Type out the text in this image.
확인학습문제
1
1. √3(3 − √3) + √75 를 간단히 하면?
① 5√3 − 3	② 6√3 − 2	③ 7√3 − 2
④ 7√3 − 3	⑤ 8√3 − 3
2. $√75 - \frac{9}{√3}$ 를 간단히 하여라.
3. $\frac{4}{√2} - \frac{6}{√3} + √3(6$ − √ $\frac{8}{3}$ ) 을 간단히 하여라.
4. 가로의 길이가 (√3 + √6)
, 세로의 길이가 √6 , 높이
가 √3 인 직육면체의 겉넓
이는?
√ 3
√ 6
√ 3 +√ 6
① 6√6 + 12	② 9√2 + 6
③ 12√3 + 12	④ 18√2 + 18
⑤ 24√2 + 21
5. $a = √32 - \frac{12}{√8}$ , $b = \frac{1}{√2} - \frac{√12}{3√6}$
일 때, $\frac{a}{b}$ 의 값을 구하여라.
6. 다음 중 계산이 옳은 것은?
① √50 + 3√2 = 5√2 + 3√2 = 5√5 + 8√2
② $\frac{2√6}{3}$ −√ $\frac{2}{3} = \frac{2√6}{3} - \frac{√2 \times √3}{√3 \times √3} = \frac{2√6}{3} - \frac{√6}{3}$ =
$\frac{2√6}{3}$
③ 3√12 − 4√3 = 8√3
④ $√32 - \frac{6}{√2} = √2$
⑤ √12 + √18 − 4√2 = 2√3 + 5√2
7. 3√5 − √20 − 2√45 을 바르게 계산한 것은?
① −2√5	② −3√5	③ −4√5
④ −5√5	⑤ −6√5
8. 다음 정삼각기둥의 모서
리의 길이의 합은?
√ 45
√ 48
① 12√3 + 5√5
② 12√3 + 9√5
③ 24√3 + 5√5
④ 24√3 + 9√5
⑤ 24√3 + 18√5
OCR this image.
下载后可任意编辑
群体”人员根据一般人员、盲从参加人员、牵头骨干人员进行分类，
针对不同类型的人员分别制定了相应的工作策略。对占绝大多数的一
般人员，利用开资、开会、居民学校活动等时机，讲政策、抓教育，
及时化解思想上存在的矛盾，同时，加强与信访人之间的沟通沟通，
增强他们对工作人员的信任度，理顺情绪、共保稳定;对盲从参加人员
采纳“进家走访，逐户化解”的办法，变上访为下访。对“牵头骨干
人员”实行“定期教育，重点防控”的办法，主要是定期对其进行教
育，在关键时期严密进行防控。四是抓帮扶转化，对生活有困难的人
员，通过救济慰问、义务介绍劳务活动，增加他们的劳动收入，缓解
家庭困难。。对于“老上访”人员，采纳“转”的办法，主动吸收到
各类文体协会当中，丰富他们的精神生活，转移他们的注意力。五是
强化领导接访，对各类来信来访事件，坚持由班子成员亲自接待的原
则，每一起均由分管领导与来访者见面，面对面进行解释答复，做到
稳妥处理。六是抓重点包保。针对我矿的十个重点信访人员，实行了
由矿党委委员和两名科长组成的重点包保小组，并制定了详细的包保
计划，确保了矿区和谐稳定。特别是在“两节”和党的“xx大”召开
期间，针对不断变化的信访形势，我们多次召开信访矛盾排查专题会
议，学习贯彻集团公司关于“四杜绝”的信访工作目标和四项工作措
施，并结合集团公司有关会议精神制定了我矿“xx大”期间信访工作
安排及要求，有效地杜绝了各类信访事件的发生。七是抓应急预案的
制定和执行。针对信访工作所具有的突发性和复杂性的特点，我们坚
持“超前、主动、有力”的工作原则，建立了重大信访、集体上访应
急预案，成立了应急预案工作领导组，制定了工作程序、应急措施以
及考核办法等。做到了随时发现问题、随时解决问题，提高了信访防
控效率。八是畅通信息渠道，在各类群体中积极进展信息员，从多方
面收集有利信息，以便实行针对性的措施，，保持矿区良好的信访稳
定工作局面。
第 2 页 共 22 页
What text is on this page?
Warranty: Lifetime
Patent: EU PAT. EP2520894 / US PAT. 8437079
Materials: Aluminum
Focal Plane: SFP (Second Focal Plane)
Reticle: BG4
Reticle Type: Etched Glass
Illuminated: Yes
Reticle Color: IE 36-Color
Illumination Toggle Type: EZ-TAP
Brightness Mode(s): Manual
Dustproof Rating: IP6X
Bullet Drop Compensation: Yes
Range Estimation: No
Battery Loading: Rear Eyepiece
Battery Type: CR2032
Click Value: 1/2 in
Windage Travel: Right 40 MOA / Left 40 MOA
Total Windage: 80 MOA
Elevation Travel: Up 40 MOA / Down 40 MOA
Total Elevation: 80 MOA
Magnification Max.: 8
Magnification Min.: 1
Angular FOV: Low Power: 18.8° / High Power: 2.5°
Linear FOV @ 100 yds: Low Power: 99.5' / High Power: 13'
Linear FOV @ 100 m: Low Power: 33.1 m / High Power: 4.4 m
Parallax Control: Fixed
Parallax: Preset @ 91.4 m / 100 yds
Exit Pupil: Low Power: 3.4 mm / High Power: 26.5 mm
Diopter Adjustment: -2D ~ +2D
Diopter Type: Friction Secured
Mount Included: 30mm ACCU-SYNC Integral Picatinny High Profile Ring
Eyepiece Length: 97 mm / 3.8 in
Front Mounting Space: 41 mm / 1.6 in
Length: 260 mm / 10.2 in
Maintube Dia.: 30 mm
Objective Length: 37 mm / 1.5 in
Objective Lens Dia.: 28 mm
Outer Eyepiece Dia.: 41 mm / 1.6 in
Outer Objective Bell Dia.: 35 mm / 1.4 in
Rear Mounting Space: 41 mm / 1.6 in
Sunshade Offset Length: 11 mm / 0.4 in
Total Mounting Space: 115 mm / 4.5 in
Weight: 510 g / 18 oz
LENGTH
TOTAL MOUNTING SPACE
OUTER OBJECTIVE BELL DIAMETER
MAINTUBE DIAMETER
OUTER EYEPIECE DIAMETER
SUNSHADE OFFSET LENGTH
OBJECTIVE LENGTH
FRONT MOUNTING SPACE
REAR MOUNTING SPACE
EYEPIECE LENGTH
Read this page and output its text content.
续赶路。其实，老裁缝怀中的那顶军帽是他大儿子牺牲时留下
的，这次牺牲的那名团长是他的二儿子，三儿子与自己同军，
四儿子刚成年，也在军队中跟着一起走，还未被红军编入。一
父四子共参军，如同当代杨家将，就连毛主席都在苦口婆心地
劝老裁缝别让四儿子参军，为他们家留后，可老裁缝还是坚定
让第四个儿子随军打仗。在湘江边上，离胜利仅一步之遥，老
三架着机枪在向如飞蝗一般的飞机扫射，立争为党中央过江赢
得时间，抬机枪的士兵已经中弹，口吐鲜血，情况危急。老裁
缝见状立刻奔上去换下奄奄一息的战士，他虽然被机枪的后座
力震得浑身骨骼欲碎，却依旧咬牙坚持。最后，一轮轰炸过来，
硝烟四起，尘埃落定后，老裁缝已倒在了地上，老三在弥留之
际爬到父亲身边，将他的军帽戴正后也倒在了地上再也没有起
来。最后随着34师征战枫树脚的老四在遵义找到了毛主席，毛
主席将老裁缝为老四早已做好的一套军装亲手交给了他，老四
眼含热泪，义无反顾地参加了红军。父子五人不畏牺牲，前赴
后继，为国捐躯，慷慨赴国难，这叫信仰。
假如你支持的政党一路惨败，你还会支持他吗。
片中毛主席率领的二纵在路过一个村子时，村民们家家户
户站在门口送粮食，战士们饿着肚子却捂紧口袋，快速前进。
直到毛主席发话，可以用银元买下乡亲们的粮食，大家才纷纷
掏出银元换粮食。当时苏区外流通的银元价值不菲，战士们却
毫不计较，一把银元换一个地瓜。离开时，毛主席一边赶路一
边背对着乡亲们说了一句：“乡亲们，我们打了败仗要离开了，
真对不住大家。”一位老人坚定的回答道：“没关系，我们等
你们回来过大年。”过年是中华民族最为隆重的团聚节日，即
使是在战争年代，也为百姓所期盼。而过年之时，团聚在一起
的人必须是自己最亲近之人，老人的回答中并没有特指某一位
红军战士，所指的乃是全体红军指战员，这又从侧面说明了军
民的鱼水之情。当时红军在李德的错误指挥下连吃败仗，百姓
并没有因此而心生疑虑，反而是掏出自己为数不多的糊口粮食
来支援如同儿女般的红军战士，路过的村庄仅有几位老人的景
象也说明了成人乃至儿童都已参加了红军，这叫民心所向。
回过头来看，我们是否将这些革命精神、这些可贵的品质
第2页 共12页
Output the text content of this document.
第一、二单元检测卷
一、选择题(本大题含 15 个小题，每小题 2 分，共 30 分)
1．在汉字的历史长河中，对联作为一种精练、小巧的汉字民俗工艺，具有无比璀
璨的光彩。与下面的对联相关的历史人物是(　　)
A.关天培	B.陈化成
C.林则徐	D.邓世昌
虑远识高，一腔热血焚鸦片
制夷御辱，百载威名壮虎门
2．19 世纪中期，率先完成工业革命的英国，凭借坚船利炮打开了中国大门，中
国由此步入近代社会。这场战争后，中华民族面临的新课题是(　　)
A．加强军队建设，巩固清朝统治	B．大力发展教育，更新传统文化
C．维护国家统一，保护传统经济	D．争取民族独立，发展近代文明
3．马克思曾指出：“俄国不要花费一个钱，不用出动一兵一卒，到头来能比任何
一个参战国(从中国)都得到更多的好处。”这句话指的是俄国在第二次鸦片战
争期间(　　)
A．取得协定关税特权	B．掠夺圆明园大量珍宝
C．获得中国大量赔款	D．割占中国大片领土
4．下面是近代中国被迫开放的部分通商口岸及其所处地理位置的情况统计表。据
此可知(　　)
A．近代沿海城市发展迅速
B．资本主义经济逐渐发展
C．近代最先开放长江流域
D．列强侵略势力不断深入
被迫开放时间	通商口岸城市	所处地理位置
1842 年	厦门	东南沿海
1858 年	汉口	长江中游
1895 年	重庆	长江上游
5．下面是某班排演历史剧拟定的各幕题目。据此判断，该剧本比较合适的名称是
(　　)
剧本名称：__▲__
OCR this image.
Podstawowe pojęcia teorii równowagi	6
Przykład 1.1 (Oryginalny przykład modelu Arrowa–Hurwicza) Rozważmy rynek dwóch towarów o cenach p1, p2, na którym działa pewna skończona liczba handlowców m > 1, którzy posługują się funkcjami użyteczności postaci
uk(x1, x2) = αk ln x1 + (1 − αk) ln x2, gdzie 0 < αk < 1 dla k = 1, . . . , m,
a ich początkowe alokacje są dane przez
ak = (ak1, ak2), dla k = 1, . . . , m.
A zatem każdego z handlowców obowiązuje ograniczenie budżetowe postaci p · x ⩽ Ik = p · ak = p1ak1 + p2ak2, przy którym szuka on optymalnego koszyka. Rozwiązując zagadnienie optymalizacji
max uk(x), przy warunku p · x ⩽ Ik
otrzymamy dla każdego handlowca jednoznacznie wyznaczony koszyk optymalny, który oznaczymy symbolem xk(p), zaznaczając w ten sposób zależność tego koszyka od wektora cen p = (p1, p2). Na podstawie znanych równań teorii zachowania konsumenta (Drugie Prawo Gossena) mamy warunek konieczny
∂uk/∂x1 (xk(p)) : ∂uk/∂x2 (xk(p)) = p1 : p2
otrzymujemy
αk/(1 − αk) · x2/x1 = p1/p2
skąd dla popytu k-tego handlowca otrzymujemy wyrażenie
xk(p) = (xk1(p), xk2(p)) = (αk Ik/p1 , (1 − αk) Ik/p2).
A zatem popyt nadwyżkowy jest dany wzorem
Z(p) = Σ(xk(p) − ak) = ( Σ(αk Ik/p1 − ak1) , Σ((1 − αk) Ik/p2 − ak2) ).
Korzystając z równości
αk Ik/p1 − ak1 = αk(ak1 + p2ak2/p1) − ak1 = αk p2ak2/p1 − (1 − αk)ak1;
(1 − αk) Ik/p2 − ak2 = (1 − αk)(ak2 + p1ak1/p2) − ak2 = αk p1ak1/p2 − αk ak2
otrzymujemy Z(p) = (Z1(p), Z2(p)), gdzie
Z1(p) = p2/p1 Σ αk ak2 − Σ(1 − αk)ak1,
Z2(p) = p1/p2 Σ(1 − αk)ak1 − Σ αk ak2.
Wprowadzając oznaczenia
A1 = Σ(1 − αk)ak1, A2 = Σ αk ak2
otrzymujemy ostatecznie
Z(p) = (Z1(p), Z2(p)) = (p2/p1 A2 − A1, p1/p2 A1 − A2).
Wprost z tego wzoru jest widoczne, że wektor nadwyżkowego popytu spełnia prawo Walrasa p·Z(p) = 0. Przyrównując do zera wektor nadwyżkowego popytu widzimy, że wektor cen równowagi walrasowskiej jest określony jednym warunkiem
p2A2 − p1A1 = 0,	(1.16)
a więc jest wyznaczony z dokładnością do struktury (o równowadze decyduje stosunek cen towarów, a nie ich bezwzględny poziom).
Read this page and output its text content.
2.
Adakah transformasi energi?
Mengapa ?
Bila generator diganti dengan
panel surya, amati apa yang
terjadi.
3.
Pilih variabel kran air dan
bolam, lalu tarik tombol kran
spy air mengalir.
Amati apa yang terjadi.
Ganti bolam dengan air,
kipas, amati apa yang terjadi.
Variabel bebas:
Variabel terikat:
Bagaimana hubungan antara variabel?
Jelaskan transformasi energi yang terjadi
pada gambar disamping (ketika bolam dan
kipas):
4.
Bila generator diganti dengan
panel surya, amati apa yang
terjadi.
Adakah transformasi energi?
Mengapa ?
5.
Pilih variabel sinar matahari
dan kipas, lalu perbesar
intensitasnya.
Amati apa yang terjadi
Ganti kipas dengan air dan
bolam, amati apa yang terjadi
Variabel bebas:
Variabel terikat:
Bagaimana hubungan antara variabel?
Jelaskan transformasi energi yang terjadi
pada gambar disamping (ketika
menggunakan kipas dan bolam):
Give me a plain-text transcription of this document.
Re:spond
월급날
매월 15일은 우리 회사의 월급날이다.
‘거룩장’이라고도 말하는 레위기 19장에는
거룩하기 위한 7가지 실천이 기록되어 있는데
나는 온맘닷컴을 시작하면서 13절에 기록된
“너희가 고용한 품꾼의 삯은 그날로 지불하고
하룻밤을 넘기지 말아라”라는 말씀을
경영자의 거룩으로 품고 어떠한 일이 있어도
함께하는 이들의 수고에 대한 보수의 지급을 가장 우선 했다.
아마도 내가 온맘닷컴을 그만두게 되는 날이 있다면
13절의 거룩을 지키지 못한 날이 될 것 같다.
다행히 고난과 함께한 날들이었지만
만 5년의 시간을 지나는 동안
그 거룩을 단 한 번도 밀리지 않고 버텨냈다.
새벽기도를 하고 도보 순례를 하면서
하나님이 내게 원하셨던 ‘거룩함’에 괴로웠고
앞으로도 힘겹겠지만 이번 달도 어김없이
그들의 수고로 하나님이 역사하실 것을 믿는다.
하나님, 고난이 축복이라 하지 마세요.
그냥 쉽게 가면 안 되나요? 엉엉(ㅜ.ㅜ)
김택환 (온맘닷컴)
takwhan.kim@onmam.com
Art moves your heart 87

◆ Your task ◆
Identify the lines that hold the word "wyznaczony". Copy every one of them.

◆ Task result ◆
otrzymamy dla każdego handlowca jednoznacznie wyznaczony koszyk optymalny, który oznaczymy symbolem xk(p), zaznaczając w ten sposób zależność tego koszyka od wektora cen p = (p1, p2). Na podstawie znanych równań teorii zachowania konsumenta (Drugie Prawo Gossena) mamy warunek konieczny
a więc jest wyznaczony z dokładnością do struktury (o równowadze decyduje stosunek cen towarów, a nie ich bezwzględny poziom).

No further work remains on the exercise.